Instructions for the task:
Without the images, write out the whole listing exactly.

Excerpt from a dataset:
+ + + + +

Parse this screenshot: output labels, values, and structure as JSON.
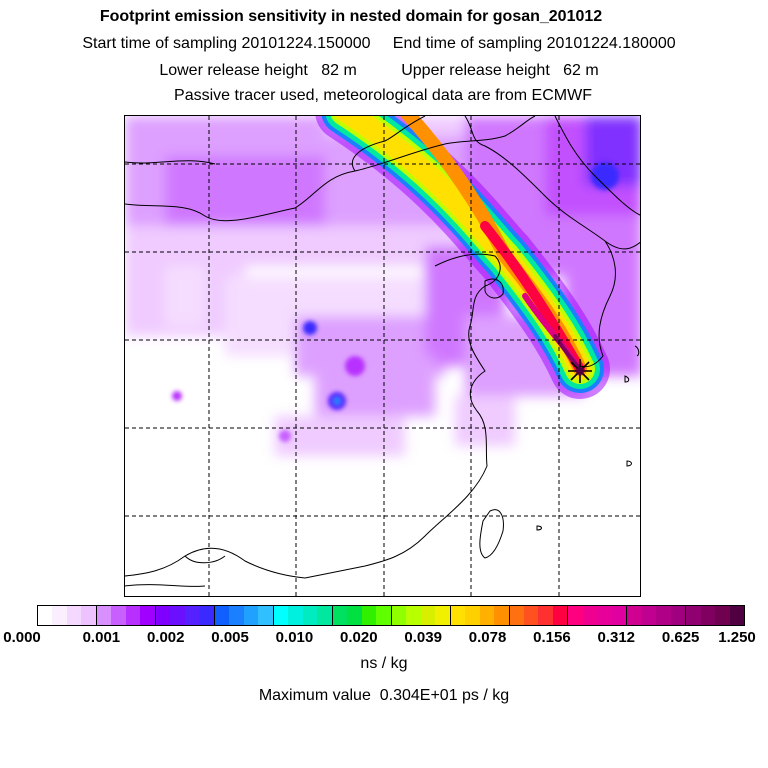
{
  "header": {
    "title": "Footprint emission sensitivity in nested domain for gosan_201012",
    "line2": "Start time of sampling 20101224.150000     End time of sampling 20101224.180000",
    "line3": "Lower release height   82 m          Upper release height   62 m",
    "line4": "Passive tracer used, meteorological data are from ECMWF"
  },
  "map": {
    "release_marker": "star-icon",
    "plume_colors": [
      "#a000ff",
      "#3030ff",
      "#00e0ff",
      "#00e060",
      "#c0ff00",
      "#ffe000",
      "#ff8000",
      "#ff0020",
      "#e00080",
      "#800060"
    ]
  },
  "colorbar": {
    "swatches": [
      "#ffffff",
      "#fbeeff",
      "#f4d8ff",
      "#edc2ff",
      "#d890ff",
      "#c860ff",
      "#b830ff",
      "#a000ff",
      "#8000ff",
      "#6a10ff",
      "#5522ff",
      "#3a2aff",
      "#1060ff",
      "#1a80ff",
      "#20a0ff",
      "#30c0ff",
      "#00ffff",
      "#00f0e0",
      "#00ecc0",
      "#00e8a0",
      "#00e060",
      "#00e040",
      "#30f000",
      "#60ff00",
      "#90ff00",
      "#b8ff00",
      "#d8f000",
      "#f0f000",
      "#ffe000",
      "#ffd000",
      "#ffb000",
      "#ff9000",
      "#ff7010",
      "#ff5020",
      "#ff3030",
      "#ff0040",
      "#ff0080",
      "#f00090",
      "#e8009a",
      "#e000a0",
      "#d00090",
      "#c00090",
      "#b00088",
      "#a00080",
      "#900070",
      "#800060",
      "#700050",
      "#500040"
    ],
    "tick_labels": [
      "0.000",
      "0.001",
      "0.002",
      "0.005",
      "0.010",
      "0.020",
      "0.039",
      "0.078",
      "0.156",
      "0.312",
      "0.625",
      "1.250"
    ],
    "units": "ns / kg",
    "max_value": "Maximum value  0.304E+01 ps / kg"
  }
}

+ + + + +

Exercise answer:
Parse this screenshot: output labels, values, and structure as JSON.
{
  "header": {
    "title": "Footprint emission sensitivity in nested domain for gosan_201012",
    "line2": "Start time of sampling 20101224.150000     End time of sampling 20101224.180000",
    "line3": "Lower release height   82 m          Upper release height   62 m",
    "line4": "Passive tracer used, meteorological data are from ECMWF"
  },
  "map": {
    "release_marker": "star-icon",
    "plume_colors": [
      "#a000ff",
      "#3030ff",
      "#00e0ff",
      "#00e060",
      "#c0ff00",
      "#ffe000",
      "#ff8000",
      "#ff0020",
      "#e00080",
      "#800060"
    ]
  },
  "colorbar": {
    "swatches": [
      "#ffffff",
      "#fbeeff",
      "#f4d8ff",
      "#edc2ff",
      "#d890ff",
      "#c860ff",
      "#b830ff",
      "#a000ff",
      "#8000ff",
      "#6a10ff",
      "#5522ff",
      "#3a2aff",
      "#1060ff",
      "#1a80ff",
      "#20a0ff",
      "#30c0ff",
      "#00ffff",
      "#00f0e0",
      "#00ecc0",
      "#00e8a0",
      "#00e060",
      "#00e040",
      "#30f000",
      "#60ff00",
      "#90ff00",
      "#b8ff00",
      "#d8f000",
      "#f0f000",
      "#ffe000",
      "#ffd000",
      "#ffb000",
      "#ff9000",
      "#ff7010",
      "#ff5020",
      "#ff3030",
      "#ff0040",
      "#ff0080",
      "#f00090",
      "#e8009a",
      "#e000a0",
      "#d00090",
      "#c00090",
      "#b00088",
      "#a00080",
      "#900070",
      "#800060",
      "#700050",
      "#500040"
    ],
    "tick_labels": [
      "0.000",
      "0.001",
      "0.002",
      "0.005",
      "0.010",
      "0.020",
      "0.039",
      "0.078",
      "0.156",
      "0.312",
      "0.625",
      "1.250"
    ],
    "units": "ns / kg",
    "max_value": "Maximum value  0.304E+01 ps / kg"
  }
}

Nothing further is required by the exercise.